Pictures do not belong in the copy. Return all of the entries exactly.

------ EXTRACTED DATA

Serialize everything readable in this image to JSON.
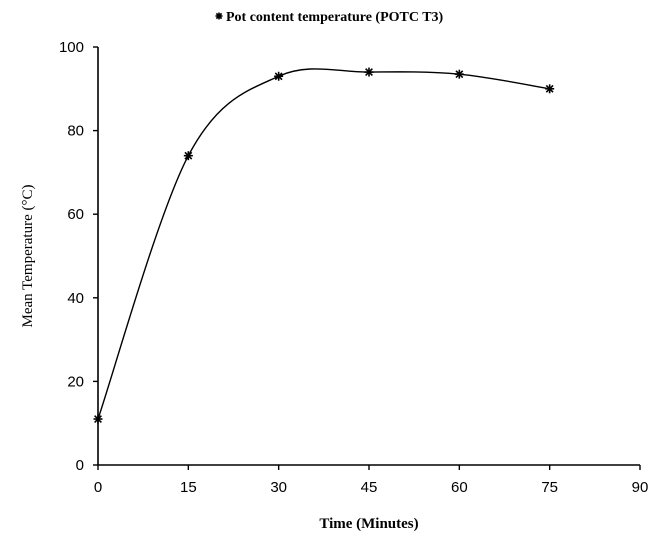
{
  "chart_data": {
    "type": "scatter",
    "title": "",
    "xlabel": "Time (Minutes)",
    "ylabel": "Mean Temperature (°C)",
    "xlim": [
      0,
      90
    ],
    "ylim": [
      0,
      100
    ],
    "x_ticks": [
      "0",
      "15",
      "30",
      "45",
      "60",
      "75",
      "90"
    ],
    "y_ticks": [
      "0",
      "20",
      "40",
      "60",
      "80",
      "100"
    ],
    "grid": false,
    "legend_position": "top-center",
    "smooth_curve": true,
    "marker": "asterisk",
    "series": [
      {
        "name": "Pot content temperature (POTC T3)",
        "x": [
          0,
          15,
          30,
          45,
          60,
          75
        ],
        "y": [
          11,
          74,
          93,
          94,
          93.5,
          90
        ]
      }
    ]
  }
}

------------

**EXERCISE OUTPUT**
Serialize everything readable in this image to JSON.
{
  "chart_data": {
    "type": "scatter",
    "title": "",
    "xlabel": "Time (Minutes)",
    "ylabel": "Mean Temperature (°C)",
    "xlim": [
      0,
      90
    ],
    "ylim": [
      0,
      100
    ],
    "x_ticks": [
      "0",
      "15",
      "30",
      "45",
      "60",
      "75",
      "90"
    ],
    "y_ticks": [
      "0",
      "20",
      "40",
      "60",
      "80",
      "100"
    ],
    "grid": false,
    "legend_position": "top-center",
    "smooth_curve": true,
    "marker": "asterisk",
    "series": [
      {
        "name": "Pot content temperature (POTC T3)",
        "x": [
          0,
          15,
          30,
          45,
          60,
          75
        ],
        "y": [
          11,
          74,
          93,
          94,
          93.5,
          90
        ]
      }
    ]
  }
}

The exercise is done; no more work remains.